> _DATA TO USE_:
━━━━━━

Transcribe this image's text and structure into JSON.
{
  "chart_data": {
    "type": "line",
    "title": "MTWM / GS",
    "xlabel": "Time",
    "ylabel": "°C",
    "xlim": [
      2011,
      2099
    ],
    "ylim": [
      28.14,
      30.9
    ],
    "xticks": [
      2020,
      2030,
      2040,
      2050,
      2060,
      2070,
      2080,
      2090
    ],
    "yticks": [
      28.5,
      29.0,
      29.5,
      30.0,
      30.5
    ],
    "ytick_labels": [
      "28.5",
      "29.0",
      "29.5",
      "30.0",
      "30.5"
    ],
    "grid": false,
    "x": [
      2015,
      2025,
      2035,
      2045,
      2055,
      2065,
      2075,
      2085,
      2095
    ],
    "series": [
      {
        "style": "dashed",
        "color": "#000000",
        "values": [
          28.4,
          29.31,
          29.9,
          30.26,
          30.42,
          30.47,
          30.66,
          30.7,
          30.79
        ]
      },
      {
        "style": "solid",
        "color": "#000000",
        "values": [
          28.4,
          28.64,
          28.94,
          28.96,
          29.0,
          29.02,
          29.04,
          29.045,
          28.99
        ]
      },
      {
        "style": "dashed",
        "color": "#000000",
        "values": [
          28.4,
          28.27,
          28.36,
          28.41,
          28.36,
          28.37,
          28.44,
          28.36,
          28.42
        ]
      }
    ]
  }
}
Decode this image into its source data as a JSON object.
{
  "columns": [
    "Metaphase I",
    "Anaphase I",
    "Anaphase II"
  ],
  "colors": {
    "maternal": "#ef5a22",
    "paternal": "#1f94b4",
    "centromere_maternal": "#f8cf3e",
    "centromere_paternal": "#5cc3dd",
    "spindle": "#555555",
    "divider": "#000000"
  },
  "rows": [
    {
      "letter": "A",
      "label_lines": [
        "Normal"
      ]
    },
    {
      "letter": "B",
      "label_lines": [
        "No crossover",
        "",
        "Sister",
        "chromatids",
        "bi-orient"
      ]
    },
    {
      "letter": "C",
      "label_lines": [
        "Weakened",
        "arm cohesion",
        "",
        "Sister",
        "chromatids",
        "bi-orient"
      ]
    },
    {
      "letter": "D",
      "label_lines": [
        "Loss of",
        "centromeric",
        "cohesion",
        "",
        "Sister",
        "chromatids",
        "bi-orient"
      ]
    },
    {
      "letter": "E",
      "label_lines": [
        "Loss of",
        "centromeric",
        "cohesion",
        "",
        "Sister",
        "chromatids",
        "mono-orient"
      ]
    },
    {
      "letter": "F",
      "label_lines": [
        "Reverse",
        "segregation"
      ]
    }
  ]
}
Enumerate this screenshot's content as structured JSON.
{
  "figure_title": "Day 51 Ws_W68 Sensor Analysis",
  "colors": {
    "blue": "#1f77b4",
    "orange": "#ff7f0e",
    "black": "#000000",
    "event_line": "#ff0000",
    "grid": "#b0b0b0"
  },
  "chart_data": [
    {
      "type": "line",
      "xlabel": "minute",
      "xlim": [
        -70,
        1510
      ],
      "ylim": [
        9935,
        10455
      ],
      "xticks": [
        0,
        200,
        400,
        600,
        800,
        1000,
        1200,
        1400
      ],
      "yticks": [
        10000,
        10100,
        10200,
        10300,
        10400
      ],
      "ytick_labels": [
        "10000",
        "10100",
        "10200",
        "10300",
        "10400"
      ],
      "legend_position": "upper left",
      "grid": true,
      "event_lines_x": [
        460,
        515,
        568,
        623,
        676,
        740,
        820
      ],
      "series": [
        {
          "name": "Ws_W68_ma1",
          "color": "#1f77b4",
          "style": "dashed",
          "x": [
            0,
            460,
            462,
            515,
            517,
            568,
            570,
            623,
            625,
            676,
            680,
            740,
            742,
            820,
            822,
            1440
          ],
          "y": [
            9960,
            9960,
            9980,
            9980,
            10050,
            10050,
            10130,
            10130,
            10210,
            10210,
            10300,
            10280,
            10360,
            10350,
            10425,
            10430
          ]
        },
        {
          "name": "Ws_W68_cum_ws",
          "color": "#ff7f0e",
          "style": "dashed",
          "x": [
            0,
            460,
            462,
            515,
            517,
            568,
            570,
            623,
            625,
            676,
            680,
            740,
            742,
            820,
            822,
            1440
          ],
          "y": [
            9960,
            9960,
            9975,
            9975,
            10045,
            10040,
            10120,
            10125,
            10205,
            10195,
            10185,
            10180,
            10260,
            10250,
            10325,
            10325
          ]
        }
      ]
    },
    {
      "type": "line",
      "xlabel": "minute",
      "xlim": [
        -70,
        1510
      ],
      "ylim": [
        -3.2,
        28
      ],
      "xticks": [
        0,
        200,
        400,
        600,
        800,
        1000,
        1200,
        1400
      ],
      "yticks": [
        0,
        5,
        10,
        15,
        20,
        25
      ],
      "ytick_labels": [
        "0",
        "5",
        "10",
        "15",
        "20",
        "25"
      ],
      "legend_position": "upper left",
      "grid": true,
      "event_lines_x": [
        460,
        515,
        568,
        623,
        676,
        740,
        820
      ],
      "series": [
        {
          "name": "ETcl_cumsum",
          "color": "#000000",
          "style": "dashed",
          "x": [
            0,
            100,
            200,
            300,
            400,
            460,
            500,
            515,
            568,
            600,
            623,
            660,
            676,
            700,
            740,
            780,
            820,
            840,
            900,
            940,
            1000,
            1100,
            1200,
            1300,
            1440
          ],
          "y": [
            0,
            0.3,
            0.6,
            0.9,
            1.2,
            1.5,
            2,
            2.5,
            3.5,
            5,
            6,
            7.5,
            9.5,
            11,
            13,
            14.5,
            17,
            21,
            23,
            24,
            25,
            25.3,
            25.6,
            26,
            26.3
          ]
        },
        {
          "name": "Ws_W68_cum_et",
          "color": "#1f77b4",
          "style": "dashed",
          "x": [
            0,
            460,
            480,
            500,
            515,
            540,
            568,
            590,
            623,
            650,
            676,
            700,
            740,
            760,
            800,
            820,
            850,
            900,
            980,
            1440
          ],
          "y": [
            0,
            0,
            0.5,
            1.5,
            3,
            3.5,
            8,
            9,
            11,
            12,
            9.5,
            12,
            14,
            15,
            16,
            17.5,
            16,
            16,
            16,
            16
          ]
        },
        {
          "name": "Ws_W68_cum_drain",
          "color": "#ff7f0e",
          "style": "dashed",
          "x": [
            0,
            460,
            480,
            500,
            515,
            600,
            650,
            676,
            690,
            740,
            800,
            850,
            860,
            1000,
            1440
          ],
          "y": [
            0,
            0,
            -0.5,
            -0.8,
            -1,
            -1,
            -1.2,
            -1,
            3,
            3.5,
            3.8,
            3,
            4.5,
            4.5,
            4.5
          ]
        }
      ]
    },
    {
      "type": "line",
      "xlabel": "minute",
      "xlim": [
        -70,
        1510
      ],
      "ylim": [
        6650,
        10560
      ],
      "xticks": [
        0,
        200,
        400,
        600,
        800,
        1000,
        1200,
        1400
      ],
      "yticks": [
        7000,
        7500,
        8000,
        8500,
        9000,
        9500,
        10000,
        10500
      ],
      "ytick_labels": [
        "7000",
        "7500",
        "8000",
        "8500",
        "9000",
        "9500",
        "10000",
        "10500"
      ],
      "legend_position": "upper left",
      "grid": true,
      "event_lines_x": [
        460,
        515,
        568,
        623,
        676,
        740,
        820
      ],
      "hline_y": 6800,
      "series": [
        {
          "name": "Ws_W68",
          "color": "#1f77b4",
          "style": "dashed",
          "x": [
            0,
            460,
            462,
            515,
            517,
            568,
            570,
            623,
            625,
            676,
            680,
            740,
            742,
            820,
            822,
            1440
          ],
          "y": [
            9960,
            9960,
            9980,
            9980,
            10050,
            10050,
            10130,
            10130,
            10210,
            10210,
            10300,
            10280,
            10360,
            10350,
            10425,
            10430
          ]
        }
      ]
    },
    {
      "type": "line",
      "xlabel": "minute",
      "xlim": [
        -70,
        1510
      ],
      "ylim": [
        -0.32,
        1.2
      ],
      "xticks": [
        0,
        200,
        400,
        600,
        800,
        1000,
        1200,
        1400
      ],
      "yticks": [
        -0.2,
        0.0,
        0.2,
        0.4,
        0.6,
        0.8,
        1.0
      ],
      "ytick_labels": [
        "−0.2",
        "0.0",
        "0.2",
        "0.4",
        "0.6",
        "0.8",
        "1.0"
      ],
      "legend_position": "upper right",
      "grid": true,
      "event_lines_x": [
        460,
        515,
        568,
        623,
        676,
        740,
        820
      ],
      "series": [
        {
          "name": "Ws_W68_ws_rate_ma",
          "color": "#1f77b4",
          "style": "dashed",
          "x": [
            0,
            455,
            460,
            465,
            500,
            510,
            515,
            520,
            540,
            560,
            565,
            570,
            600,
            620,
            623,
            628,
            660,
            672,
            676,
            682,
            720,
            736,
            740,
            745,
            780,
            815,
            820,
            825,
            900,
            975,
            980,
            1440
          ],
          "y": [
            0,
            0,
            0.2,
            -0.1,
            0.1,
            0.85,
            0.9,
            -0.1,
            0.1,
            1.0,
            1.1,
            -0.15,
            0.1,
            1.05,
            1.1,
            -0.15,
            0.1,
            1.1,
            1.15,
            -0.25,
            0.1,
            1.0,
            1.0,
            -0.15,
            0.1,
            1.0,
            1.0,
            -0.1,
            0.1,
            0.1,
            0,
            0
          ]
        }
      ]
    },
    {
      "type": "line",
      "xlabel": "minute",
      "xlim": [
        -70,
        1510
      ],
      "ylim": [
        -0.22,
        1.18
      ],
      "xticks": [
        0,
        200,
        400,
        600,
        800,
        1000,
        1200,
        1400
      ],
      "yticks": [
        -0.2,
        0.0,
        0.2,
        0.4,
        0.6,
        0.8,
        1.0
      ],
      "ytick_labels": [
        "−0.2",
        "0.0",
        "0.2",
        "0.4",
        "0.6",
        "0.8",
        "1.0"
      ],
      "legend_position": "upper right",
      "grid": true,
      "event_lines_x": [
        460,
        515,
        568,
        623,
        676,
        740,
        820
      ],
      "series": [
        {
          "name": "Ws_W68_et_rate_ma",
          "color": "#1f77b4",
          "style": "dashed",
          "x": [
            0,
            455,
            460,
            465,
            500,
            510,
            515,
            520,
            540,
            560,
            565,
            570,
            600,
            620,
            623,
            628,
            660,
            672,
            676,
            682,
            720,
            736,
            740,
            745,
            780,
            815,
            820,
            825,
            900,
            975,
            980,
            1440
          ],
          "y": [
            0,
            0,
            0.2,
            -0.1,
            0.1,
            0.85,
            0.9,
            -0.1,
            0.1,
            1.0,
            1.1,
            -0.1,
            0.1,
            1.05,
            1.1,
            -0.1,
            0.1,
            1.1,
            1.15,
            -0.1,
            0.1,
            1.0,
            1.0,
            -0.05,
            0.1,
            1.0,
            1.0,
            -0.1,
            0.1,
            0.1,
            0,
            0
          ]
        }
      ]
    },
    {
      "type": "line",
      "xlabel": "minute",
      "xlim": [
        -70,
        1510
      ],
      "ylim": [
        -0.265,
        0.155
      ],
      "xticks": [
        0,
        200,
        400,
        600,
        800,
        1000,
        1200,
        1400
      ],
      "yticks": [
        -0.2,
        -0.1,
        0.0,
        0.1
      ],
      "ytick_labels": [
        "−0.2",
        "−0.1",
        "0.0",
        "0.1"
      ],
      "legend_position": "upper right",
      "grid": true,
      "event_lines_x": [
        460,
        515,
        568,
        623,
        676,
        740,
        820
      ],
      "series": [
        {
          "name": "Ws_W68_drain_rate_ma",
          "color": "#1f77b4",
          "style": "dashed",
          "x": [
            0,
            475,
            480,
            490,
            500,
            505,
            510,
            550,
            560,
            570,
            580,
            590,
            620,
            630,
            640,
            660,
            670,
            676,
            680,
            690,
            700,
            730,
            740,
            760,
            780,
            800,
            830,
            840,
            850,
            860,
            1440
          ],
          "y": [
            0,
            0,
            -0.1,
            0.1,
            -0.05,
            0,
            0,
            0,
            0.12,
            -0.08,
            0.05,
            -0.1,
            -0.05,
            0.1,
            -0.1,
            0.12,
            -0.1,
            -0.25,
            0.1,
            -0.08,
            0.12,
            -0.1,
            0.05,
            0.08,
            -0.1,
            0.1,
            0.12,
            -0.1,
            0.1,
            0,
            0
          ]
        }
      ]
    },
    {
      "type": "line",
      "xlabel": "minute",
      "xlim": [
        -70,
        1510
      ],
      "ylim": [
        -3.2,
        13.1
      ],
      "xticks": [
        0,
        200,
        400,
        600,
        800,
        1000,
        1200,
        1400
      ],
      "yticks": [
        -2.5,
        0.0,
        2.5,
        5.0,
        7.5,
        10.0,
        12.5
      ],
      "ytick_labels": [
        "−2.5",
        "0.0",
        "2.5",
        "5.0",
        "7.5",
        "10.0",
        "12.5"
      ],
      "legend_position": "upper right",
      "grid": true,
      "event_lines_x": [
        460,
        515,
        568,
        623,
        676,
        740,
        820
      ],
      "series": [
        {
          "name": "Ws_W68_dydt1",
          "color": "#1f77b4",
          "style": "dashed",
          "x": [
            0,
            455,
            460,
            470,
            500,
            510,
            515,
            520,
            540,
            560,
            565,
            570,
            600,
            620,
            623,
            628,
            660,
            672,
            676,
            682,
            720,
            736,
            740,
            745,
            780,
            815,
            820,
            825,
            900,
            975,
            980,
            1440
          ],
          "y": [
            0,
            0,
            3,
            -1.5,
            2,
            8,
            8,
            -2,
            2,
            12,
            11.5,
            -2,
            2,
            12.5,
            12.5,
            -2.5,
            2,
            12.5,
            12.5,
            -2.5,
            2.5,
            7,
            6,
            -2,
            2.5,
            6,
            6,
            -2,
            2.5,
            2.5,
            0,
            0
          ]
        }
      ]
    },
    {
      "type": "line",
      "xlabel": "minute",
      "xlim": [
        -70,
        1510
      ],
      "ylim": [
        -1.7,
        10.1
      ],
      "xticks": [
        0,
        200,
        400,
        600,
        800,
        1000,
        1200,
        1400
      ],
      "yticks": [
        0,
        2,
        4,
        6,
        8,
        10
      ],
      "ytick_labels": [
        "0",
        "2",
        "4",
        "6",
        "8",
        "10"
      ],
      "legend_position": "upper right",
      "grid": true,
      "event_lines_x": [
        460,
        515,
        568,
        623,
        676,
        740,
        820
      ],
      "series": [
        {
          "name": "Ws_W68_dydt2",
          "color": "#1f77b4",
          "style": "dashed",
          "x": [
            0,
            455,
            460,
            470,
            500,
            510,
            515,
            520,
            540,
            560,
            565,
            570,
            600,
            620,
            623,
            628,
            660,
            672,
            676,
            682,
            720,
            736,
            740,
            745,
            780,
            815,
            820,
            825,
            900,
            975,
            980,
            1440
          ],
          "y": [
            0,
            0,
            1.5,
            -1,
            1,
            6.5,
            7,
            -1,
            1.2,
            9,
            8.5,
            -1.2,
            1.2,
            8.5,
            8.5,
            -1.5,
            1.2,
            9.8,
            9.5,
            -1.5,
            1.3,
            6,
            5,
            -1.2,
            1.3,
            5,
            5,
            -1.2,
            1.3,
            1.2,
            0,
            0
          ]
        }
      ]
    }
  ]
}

━━━━━━

Identify which lines contain the word "letter" and copy each one.

      "letter": "A",
      "letter": "B",
      "letter": "C",
      "letter": "D",
      "letter": "E",
      "letter": "F",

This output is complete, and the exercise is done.